____ Exercise material

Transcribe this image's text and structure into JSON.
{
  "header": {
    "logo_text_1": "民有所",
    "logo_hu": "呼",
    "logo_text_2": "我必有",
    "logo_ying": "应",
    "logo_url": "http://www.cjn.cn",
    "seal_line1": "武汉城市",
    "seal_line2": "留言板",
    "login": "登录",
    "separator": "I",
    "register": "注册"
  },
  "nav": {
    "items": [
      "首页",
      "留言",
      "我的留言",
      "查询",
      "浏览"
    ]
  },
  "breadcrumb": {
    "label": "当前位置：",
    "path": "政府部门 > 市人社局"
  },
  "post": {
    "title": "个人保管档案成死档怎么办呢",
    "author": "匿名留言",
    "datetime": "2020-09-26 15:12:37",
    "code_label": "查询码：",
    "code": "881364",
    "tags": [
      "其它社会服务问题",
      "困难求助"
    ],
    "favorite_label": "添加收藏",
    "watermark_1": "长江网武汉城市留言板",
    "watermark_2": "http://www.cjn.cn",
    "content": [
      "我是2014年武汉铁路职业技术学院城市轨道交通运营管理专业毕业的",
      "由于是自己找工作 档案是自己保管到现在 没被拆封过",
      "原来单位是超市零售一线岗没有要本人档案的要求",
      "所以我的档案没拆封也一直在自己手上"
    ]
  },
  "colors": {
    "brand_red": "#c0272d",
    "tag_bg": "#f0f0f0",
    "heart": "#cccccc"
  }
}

________

- [Set task]
Write every record out again, unaltered.

- [Exercise solution]
Transcribe this image's text and structure into JSON.
{
  "header": {
    "logo_text_1": "民有所",
    "logo_hu": "呼",
    "logo_text_2": "我必有",
    "logo_ying": "应",
    "logo_url": "http://www.cjn.cn",
    "seal_line1": "武汉城市",
    "seal_line2": "留言板",
    "login": "登录",
    "separator": "I",
    "register": "注册"
  },
  "nav": {
    "items": [
      "首页",
      "留言",
      "我的留言",
      "查询",
      "浏览"
    ]
  },
  "breadcrumb": {
    "label": "当前位置：",
    "path": "政府部门 > 市人社局"
  },
  "post": {
    "title": "个人保管档案成死档怎么办呢",
    "author": "匿名留言",
    "datetime": "2020-09-26 15:12:37",
    "code_label": "查询码：",
    "code": "881364",
    "tags": [
      "其它社会服务问题",
      "困难求助"
    ],
    "favorite_label": "添加收藏",
    "watermark_1": "长江网武汉城市留言板",
    "watermark_2": "http://www.cjn.cn",
    "content": [
      "我是2014年武汉铁路职业技术学院城市轨道交通运营管理专业毕业的",
      "由于是自己找工作 档案是自己保管到现在 没被拆封过",
      "原来单位是超市零售一线岗没有要本人档案的要求",
      "所以我的档案没拆封也一直在自己手上"
    ]
  },
  "colors": {
    "brand_red": "#c0272d",
    "tag_bg": "#f0f0f0",
    "heart": "#cccccc"
  }
}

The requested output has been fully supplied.